• Problem description
Omit every picture and return the rest of the data unaltered.

--------------------------------------------------

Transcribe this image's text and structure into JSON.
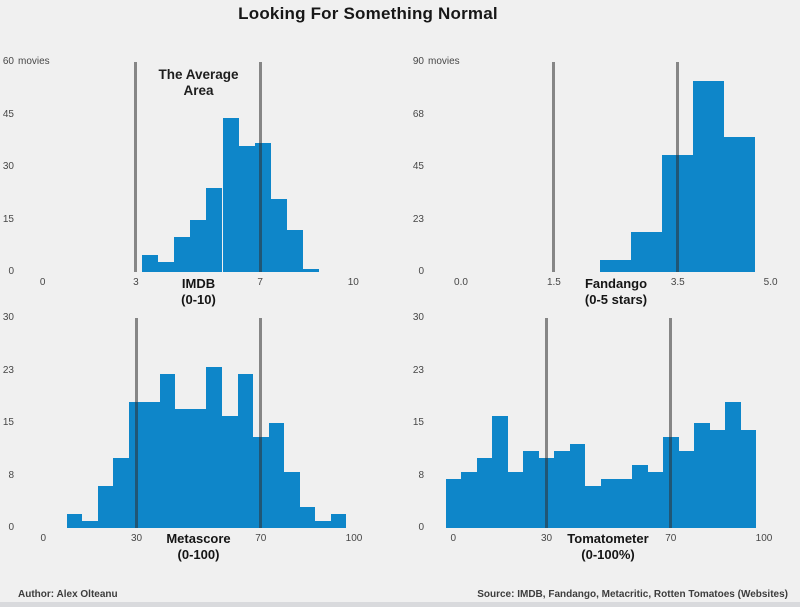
{
  "title": "Looking For Something Normal",
  "footer": {
    "author": "Author: Alex Olteanu",
    "source": "Source: IMDB, Fandango, Metacritic, Rotten Tomatoes (Websites)"
  },
  "colors": {
    "background": "#f0f0f0",
    "bar": "#0e86c9",
    "vline_rgba": "rgba(48,48,48,0.55)",
    "bottom_strip": "#d9dadd"
  },
  "chart_data": [
    {
      "id": "imdb",
      "type": "histogram",
      "xlabel_lines": [
        "IMDB",
        "(0-10)"
      ],
      "annotation_lines": [
        "The Average",
        "Area"
      ],
      "xlim": [
        0,
        10
      ],
      "ylim": [
        0,
        60
      ],
      "x_ticks": [
        {
          "v": 0,
          "label": "0"
        },
        {
          "v": 3,
          "label": "3"
        },
        {
          "v": 7,
          "label": "7"
        },
        {
          "v": 10,
          "label": "10"
        }
      ],
      "y_ticks": [
        {
          "v": 0,
          "label": "0"
        },
        {
          "v": 15,
          "label": "15"
        },
        {
          "v": 30,
          "label": "30"
        },
        {
          "v": 45,
          "label": "45"
        },
        {
          "v": 60,
          "label": "60",
          "suffix": "movies"
        }
      ],
      "vlines": [
        3,
        7
      ],
      "bin_start": 3.2,
      "bin_width": 0.518,
      "counts": [
        5,
        3,
        10,
        15,
        24,
        44,
        36,
        37,
        21,
        12,
        1
      ]
    },
    {
      "id": "fandango",
      "type": "histogram",
      "xlabel_lines": [
        "Fandango",
        "(0-5 stars)"
      ],
      "xlim": [
        0,
        5
      ],
      "ylim": [
        0,
        90
      ],
      "x_ticks": [
        {
          "v": 0,
          "label": "0.0"
        },
        {
          "v": 1.5,
          "label": "1.5"
        },
        {
          "v": 3.5,
          "label": "3.5"
        },
        {
          "v": 5,
          "label": "5.0"
        }
      ],
      "y_ticks": [
        {
          "v": 0,
          "label": "0"
        },
        {
          "v": 22.5,
          "label": "23"
        },
        {
          "v": 45,
          "label": "45"
        },
        {
          "v": 67.5,
          "label": "68"
        },
        {
          "v": 90,
          "label": "90",
          "suffix": "movies"
        }
      ],
      "vlines": [
        1.5,
        3.5
      ],
      "bin_start": 2.25,
      "bin_width": 0.5,
      "counts": [
        5,
        17,
        50,
        82,
        58
      ]
    },
    {
      "id": "metascore",
      "type": "histogram",
      "xlabel_lines": [
        "Metascore",
        "(0-100)"
      ],
      "xlim": [
        0,
        100
      ],
      "ylim": [
        0,
        30
      ],
      "x_ticks": [
        {
          "v": 0,
          "label": "0"
        },
        {
          "v": 30,
          "label": "30"
        },
        {
          "v": 70,
          "label": "70"
        },
        {
          "v": 100,
          "label": "100"
        }
      ],
      "y_ticks": [
        {
          "v": 0,
          "label": "0"
        },
        {
          "v": 7.5,
          "label": "8"
        },
        {
          "v": 15,
          "label": "15"
        },
        {
          "v": 22.5,
          "label": "23"
        },
        {
          "v": 30,
          "label": "30"
        }
      ],
      "vlines": [
        30,
        70
      ],
      "bin_start": 7.5,
      "bin_width": 5,
      "counts": [
        2,
        1,
        6,
        10,
        18,
        18,
        22,
        17,
        17,
        23,
        16,
        22,
        13,
        15,
        8,
        3,
        1,
        2
      ]
    },
    {
      "id": "tomatometer",
      "type": "histogram",
      "xlabel_lines": [
        "Tomatometer",
        "(0-100%)"
      ],
      "xlim": [
        0,
        100
      ],
      "ylim": [
        0,
        30
      ],
      "x_ticks": [
        {
          "v": 0,
          "label": "0"
        },
        {
          "v": 30,
          "label": "30"
        },
        {
          "v": 70,
          "label": "70"
        },
        {
          "v": 100,
          "label": "100"
        }
      ],
      "y_ticks": [
        {
          "v": 0,
          "label": "0"
        },
        {
          "v": 7.5,
          "label": "8"
        },
        {
          "v": 15,
          "label": "15"
        },
        {
          "v": 22.5,
          "label": "23"
        },
        {
          "v": 30,
          "label": "30"
        }
      ],
      "vlines": [
        30,
        70
      ],
      "bin_start": -2.5,
      "bin_width": 5,
      "counts": [
        7,
        8,
        10,
        16,
        8,
        11,
        10,
        11,
        12,
        6,
        7,
        7,
        9,
        8,
        13,
        11,
        15,
        14,
        18,
        14
      ]
    }
  ]
}
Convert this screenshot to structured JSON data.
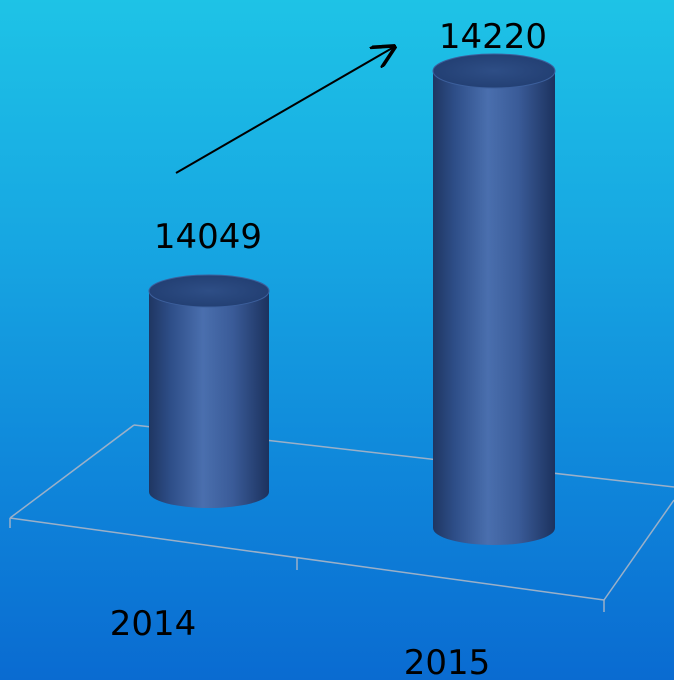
{
  "chart_data": {
    "type": "bar",
    "style": "3d-cylinder",
    "categories": [
      "2014",
      "2015"
    ],
    "series": [
      {
        "values": [
          14049,
          14220
        ],
        "color": "#3B5FA0"
      }
    ],
    "data_labels": [
      "14049",
      "14220"
    ],
    "grid": false,
    "legend": "none",
    "annotations": [
      {
        "type": "arrow",
        "from": "2014",
        "to": "2015"
      }
    ]
  }
}
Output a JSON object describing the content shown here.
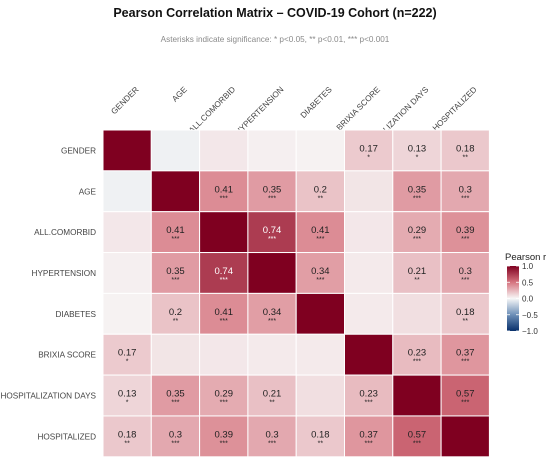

--------------------------------------------------

• Written answer
Transcribe this image's text and structure into JSON.
{
  "title": "Looking For Something Normal",
  "footer": {
    "author": "Author: Alex Olteanu",
    "source": "Source: IMDB, Fandango, Metacritic, Rotten Tomatoes (Websites)"
  },
  "colors": {
    "background": "#f0f0f0",
    "bar": "#0e86c9",
    "vline_rgba": "rgba(48,48,48,0.55)",
    "bottom_strip": "#d9dadd"
  },
  "chart_data": [
    {
      "id": "imdb",
      "type": "histogram",
      "xlabel_lines": [
        "IMDB",
        "(0-10)"
      ],
      "annotation_lines": [
        "The Average",
        "Area"
      ],
      "xlim": [
        0,
        10
      ],
      "ylim": [
        0,
        60
      ],
      "x_ticks": [
        {
          "v": 0,
          "label": "0"
        },
        {
          "v": 3,
          "label": "3"
        },
        {
          "v": 7,
          "label": "7"
        },
        {
          "v": 10,
          "label": "10"
        }
      ],
      "y_ticks": [
        {
          "v": 0,
          "label": "0"
        },
        {
          "v": 15,
          "label": "15"
        },
        {
          "v": 30,
          "label": "30"
        },
        {
          "v": 45,
          "label": "45"
        },
        {
          "v": 60,
          "label": "60",
          "suffix": "movies"
        }
      ],
      "vlines": [
        3,
        7
      ],
      "bin_start": 3.2,
      "bin_width": 0.518,
      "counts": [
        5,
        3,
        10,
        15,
        24,
        44,
        36,
        37,
        21,
        12,
        1
      ]
    },
    {
      "id": "fandango",
      "type": "histogram",
      "xlabel_lines": [
        "Fandango",
        "(0-5 stars)"
      ],
      "xlim": [
        0,
        5
      ],
      "ylim": [
        0,
        90
      ],
      "x_ticks": [
        {
          "v": 0,
          "label": "0.0"
        },
        {
          "v": 1.5,
          "label": "1.5"
        },
        {
          "v": 3.5,
          "label": "3.5"
        },
        {
          "v": 5,
          "label": "5.0"
        }
      ],
      "y_ticks": [
        {
          "v": 0,
          "label": "0"
        },
        {
          "v": 22.5,
          "label": "23"
        },
        {
          "v": 45,
          "label": "45"
        },
        {
          "v": 67.5,
          "label": "68"
        },
        {
          "v": 90,
          "label": "90",
          "suffix": "movies"
        }
      ],
      "vlines": [
        1.5,
        3.5
      ],
      "bin_start": 2.25,
      "bin_width": 0.5,
      "counts": [
        5,
        17,
        50,
        82,
        58
      ]
    },
    {
      "id": "metascore",
      "type": "histogram",
      "xlabel_lines": [
        "Metascore",
        "(0-100)"
      ],
      "xlim": [
        0,
        100
      ],
      "ylim": [
        0,
        30
      ],
      "x_ticks": [
        {
          "v": 0,
          "label": "0"
        },
        {
          "v": 30,
          "label": "30"
        },
        {
          "v": 70,
          "label": "70"
        },
        {
          "v": 100,
          "label": "100"
        }
      ],
      "y_ticks": [
        {
          "v": 0,
          "label": "0"
        },
        {
          "v": 7.5,
          "label": "8"
        },
        {
          "v": 15,
          "label": "15"
        },
        {
          "v": 22.5,
          "label": "23"
        },
        {
          "v": 30,
          "label": "30"
        }
      ],
      "vlines": [
        30,
        70
      ],
      "bin_start": 7.5,
      "bin_width": 5,
      "counts": [
        2,
        1,
        6,
        10,
        18,
        18,
        22,
        17,
        17,
        23,
        16,
        22,
        13,
        15,
        8,
        3,
        1,
        2
      ]
    },
    {
      "id": "tomatometer",
      "type": "histogram",
      "xlabel_lines": [
        "Tomatometer",
        "(0-100%)"
      ],
      "xlim": [
        0,
        100
      ],
      "ylim": [
        0,
        30
      ],
      "x_ticks": [
        {
          "v": 0,
          "label": "0"
        },
        {
          "v": 30,
          "label": "30"
        },
        {
          "v": 70,
          "label": "70"
        },
        {
          "v": 100,
          "label": "100"
        }
      ],
      "y_ticks": [
        {
          "v": 0,
          "label": "0"
        },
        {
          "v": 7.5,
          "label": "8"
        },
        {
          "v": 15,
          "label": "15"
        },
        {
          "v": 22.5,
          "label": "23"
        },
        {
          "v": 30,
          "label": "30"
        }
      ],
      "vlines": [
        30,
        70
      ],
      "bin_start": -2.5,
      "bin_width": 5,
      "counts": [
        7,
        8,
        10,
        16,
        8,
        11,
        10,
        11,
        12,
        6,
        7,
        7,
        9,
        8,
        13,
        11,
        15,
        14,
        18,
        14
      ]
    }
  ]
}
Convert this screenshot to structured JSON data.
{
  "chart_data": {
    "type": "bar",
    "style": "3d-cylinder",
    "categories": [
      "2014",
      "2015"
    ],
    "series": [
      {
        "values": [
          14049,
          14220
        ],
        "color": "#3B5FA0"
      }
    ],
    "data_labels": [
      "14049",
      "14220"
    ],
    "grid": false,
    "legend": "none",
    "annotations": [
      {
        "type": "arrow",
        "from": "2014",
        "to": "2015"
      }
    ]
  }
}
Output a JSON object describing the content shown here.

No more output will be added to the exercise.